**DIRECTION:** Gather all lines containing the string "Alameda" and copy them out.

Extracted data entries
# # #
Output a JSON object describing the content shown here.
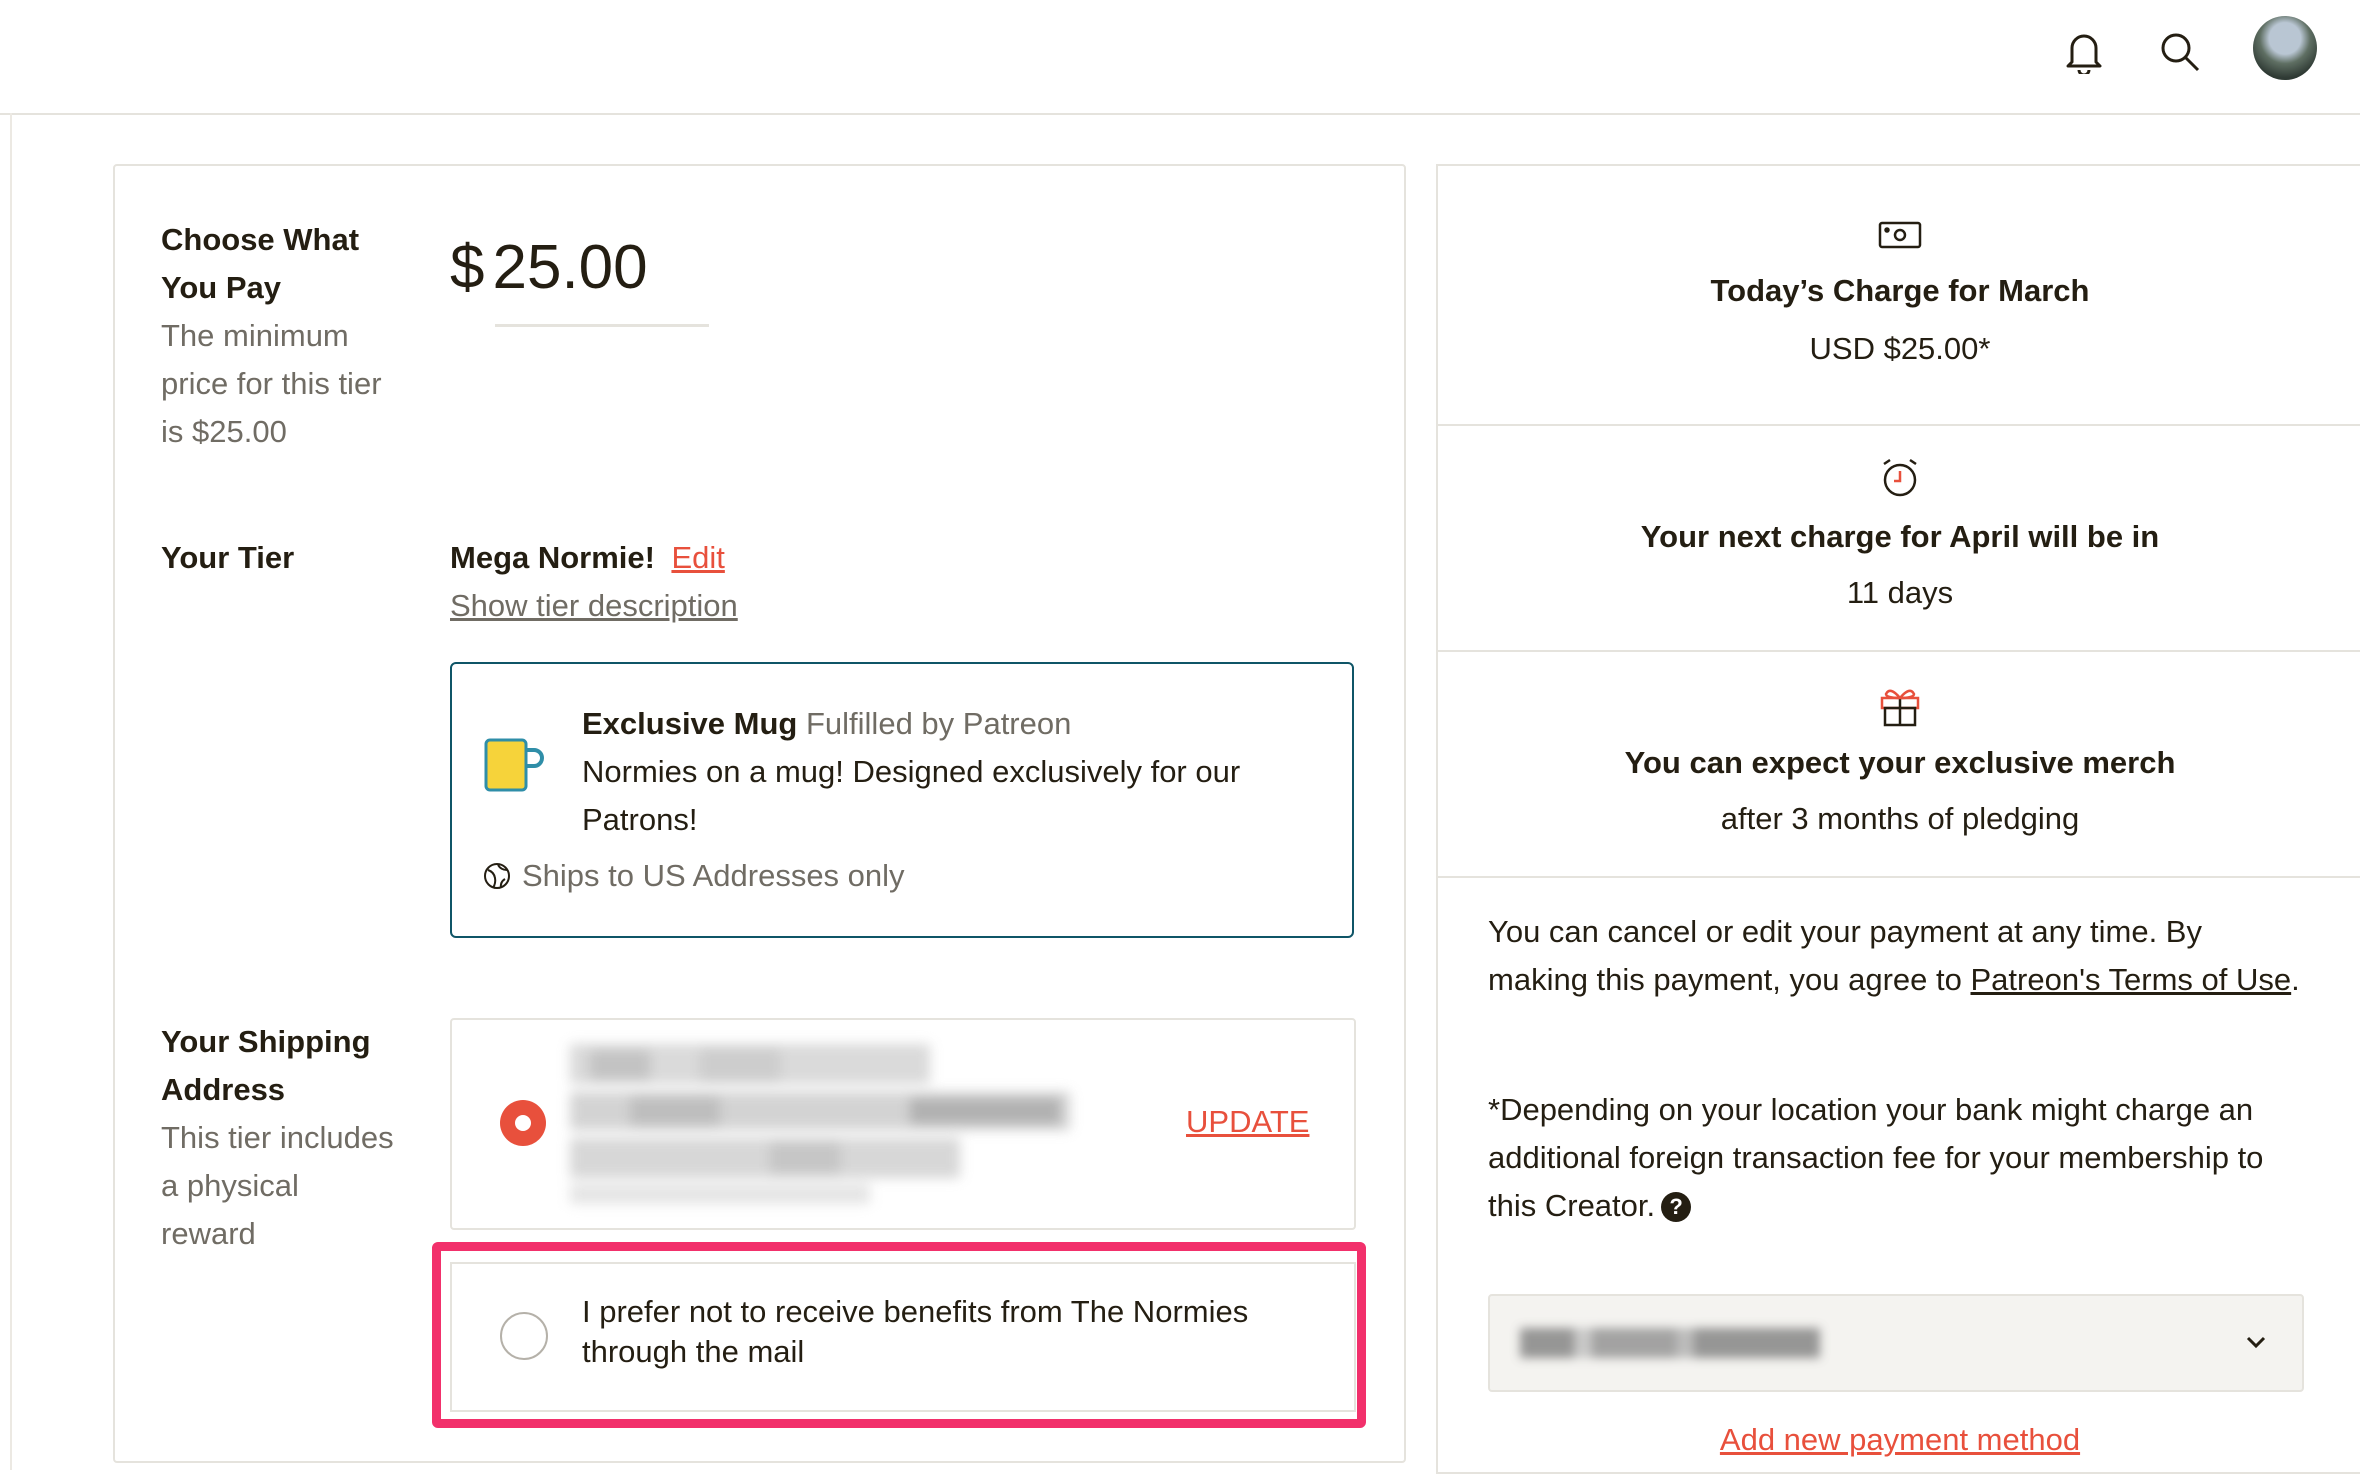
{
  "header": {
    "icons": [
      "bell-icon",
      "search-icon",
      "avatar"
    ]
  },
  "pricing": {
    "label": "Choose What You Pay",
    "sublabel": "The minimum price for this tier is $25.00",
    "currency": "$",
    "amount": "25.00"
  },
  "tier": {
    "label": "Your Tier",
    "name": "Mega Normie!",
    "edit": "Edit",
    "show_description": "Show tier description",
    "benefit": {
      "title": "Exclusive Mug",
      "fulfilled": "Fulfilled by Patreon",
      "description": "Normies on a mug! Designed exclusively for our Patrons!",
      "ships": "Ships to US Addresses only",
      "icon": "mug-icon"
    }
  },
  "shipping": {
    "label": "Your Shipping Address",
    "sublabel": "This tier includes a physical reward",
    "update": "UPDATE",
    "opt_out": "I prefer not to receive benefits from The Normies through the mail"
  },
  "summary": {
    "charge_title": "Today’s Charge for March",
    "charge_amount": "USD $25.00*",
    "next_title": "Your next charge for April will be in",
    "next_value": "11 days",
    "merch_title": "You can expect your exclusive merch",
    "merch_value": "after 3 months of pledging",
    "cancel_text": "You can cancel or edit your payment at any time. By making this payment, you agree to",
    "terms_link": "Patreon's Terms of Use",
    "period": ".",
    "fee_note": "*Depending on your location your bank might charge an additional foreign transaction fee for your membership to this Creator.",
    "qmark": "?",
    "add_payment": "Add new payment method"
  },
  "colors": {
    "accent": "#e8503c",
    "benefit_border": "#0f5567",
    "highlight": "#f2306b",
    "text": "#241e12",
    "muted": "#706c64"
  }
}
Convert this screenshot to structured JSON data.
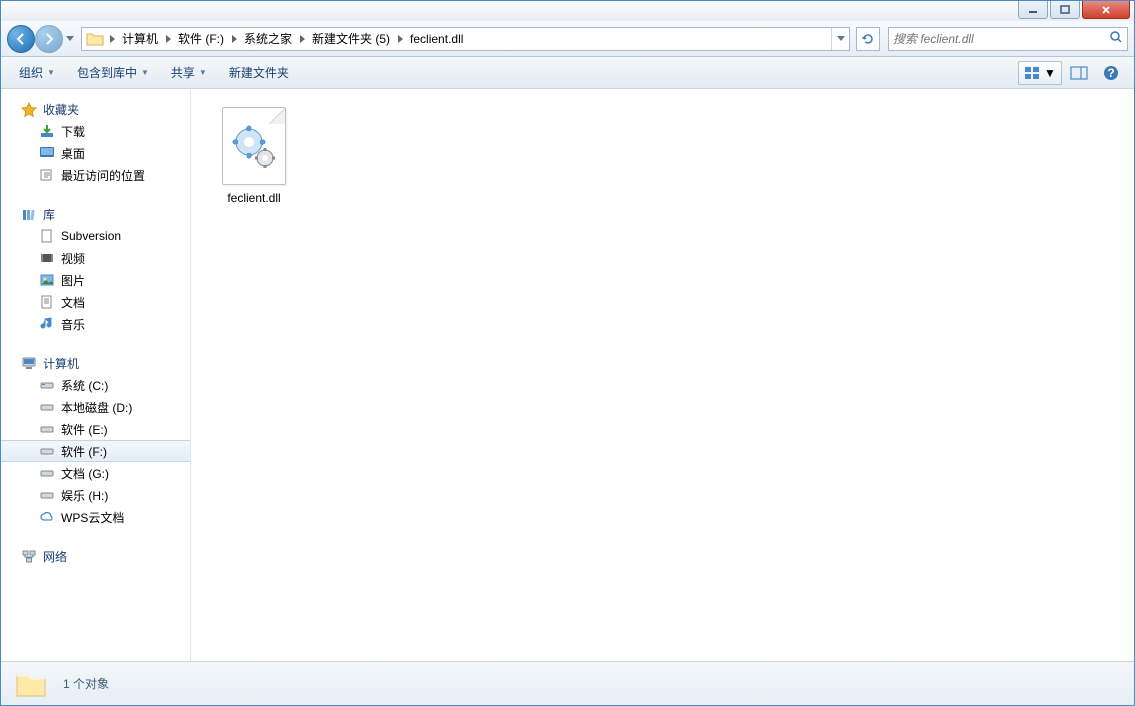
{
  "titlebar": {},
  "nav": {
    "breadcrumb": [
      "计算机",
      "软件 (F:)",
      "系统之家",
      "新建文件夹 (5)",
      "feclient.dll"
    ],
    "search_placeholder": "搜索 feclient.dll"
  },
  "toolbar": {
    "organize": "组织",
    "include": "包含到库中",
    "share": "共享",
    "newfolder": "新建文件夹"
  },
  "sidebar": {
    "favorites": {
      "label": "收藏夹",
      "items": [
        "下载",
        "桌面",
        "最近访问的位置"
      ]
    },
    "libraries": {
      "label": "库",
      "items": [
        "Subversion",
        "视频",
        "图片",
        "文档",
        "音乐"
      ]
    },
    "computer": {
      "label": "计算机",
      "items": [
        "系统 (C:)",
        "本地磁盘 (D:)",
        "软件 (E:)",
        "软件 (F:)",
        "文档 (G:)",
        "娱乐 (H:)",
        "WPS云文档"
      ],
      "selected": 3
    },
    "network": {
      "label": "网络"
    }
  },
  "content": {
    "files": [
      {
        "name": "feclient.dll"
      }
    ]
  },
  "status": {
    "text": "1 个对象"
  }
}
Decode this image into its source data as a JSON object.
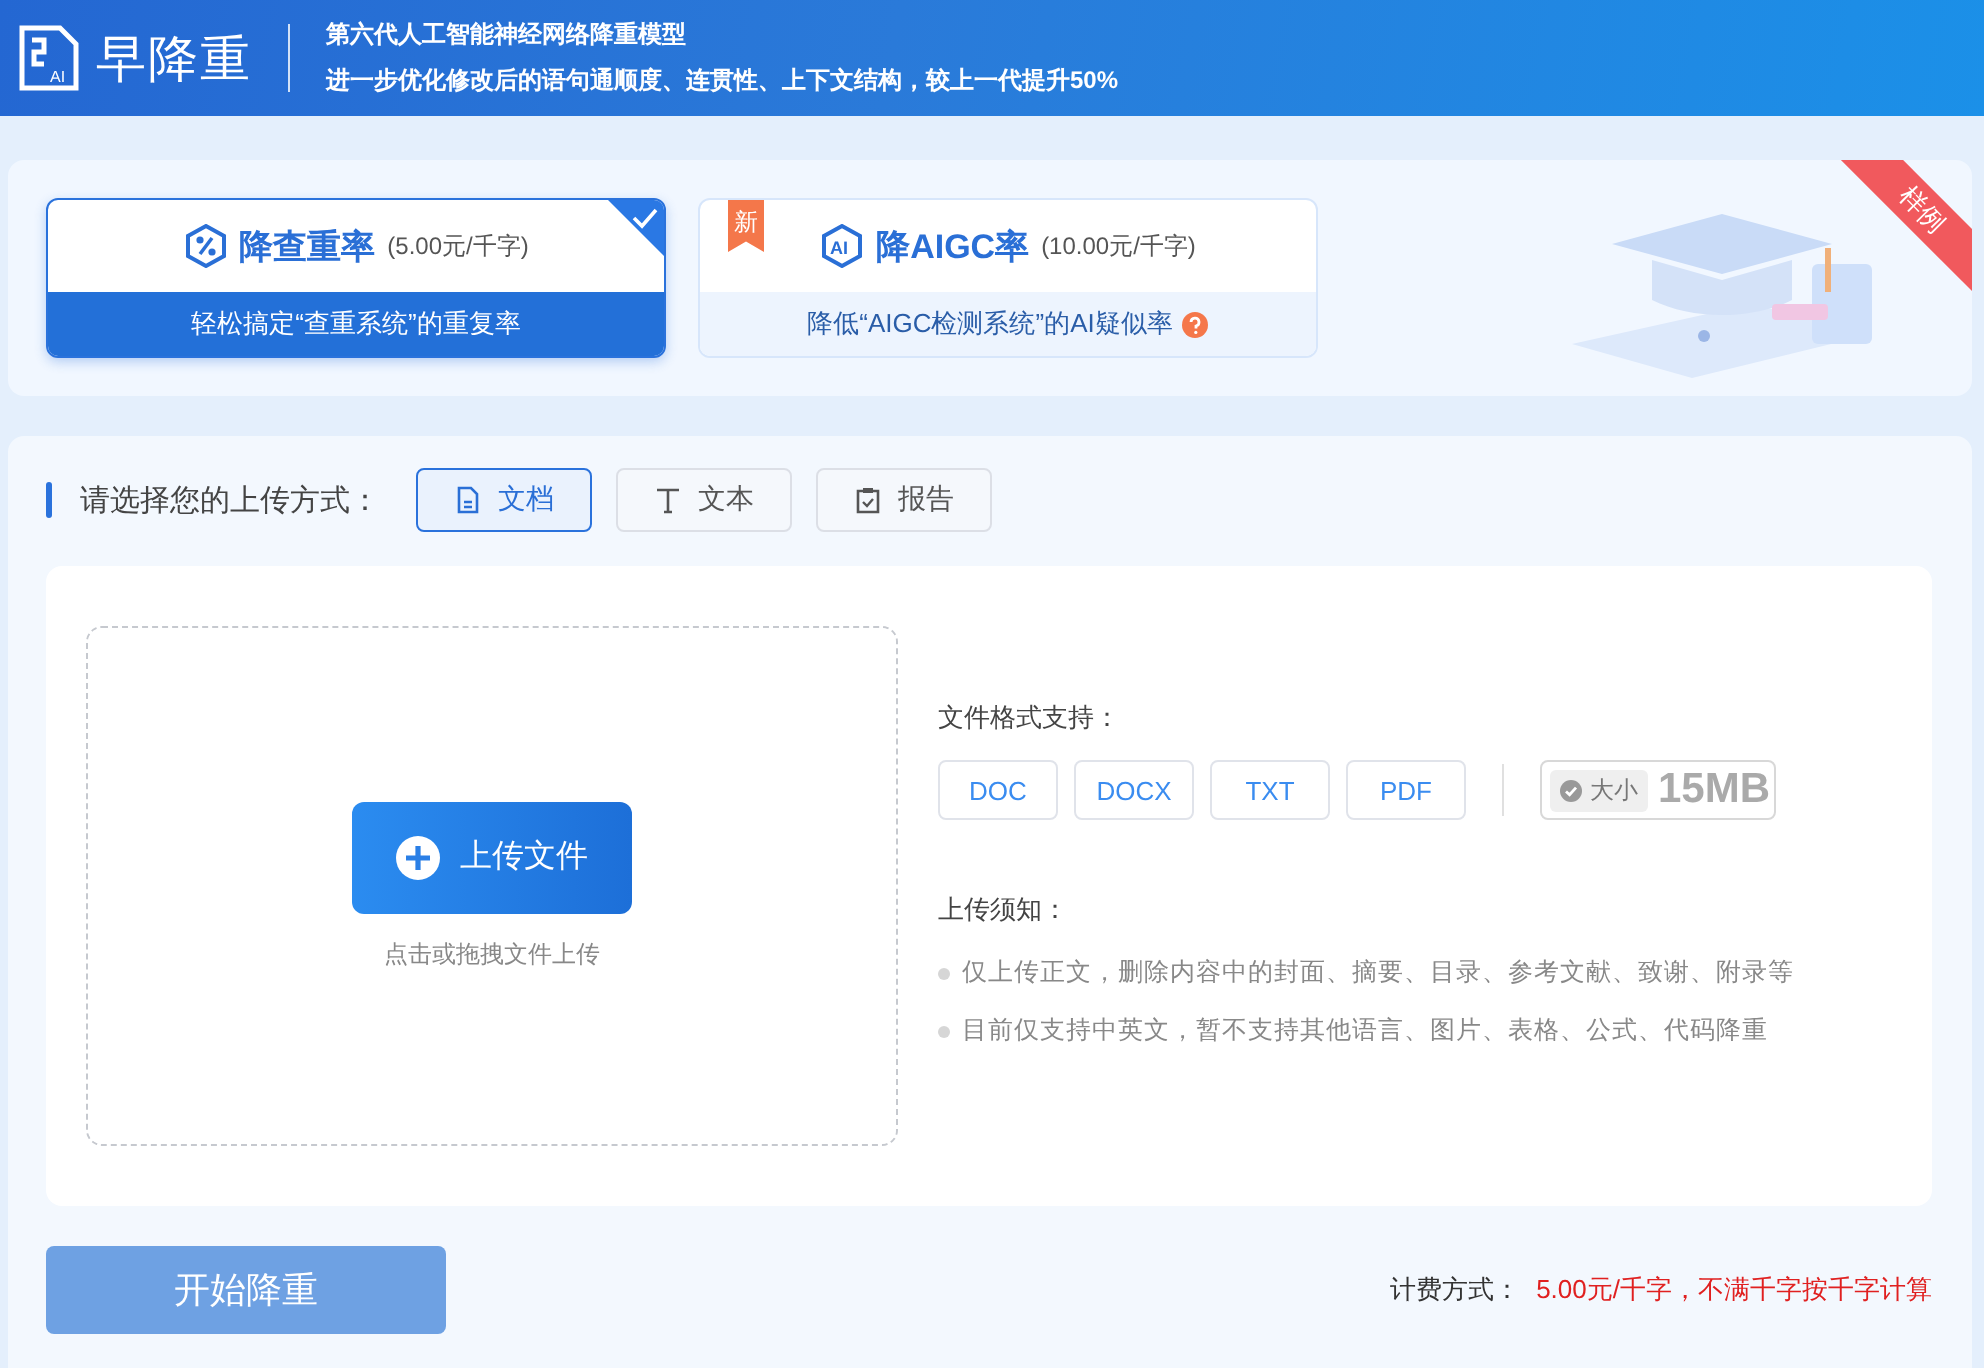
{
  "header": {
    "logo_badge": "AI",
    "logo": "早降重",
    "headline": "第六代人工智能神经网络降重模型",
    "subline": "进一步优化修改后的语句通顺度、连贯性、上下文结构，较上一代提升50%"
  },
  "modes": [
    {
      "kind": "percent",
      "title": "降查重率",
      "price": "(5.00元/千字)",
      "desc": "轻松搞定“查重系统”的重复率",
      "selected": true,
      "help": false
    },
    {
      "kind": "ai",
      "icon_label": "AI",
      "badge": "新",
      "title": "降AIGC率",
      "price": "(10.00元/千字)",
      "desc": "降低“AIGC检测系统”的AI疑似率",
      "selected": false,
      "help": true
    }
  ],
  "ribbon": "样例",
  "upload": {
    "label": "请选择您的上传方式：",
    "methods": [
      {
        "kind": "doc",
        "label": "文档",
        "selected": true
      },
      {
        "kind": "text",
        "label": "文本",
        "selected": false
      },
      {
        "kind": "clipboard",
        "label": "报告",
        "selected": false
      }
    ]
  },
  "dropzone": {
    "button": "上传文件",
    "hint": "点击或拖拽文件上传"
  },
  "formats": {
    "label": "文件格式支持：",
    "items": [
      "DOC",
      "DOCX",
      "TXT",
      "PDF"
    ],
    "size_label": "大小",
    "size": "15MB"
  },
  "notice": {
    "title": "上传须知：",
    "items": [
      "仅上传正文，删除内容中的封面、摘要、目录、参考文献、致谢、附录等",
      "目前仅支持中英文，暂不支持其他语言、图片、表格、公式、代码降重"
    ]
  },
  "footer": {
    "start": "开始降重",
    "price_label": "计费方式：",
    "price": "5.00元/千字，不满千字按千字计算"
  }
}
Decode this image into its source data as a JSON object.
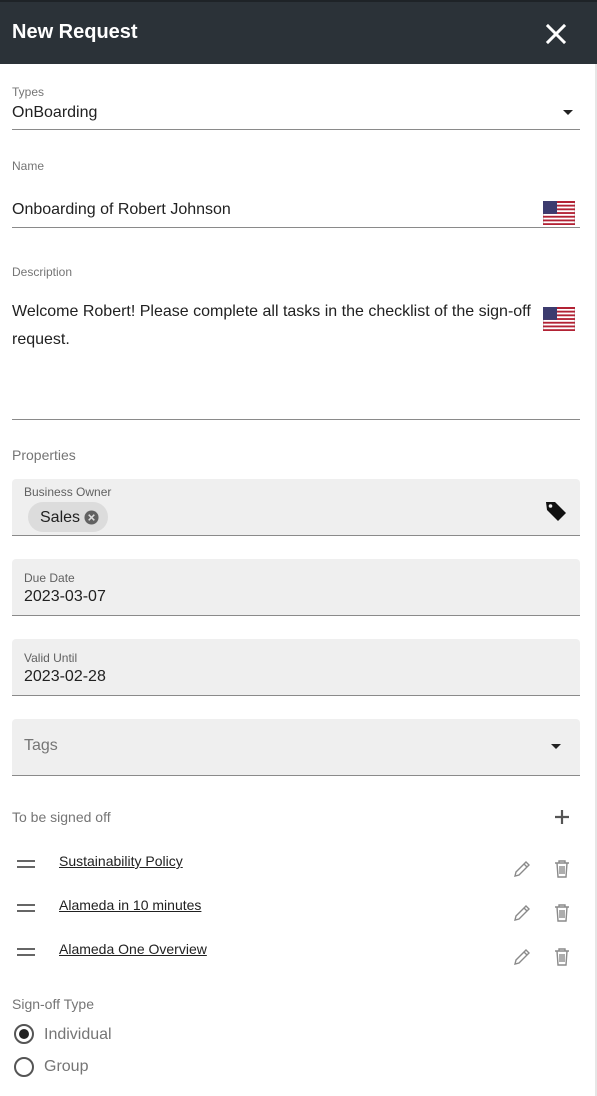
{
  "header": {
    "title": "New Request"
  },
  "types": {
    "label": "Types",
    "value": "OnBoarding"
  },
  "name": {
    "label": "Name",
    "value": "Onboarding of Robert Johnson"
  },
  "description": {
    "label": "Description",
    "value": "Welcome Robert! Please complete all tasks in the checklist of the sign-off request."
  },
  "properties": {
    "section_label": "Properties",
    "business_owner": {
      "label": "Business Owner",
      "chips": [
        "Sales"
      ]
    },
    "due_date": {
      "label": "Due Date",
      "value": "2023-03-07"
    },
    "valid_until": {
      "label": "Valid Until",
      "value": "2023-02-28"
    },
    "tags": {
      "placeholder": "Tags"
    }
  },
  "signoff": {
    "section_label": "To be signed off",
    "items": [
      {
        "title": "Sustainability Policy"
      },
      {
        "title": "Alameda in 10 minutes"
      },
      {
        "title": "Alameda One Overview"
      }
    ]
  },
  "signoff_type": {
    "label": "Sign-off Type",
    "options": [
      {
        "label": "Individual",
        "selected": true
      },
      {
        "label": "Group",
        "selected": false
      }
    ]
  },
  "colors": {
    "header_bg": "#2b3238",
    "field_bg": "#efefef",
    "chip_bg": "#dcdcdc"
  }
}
# # #
**ANSWER:**
        "title": "Alameda in 10 minutes"
        "title": "Alameda One Overview"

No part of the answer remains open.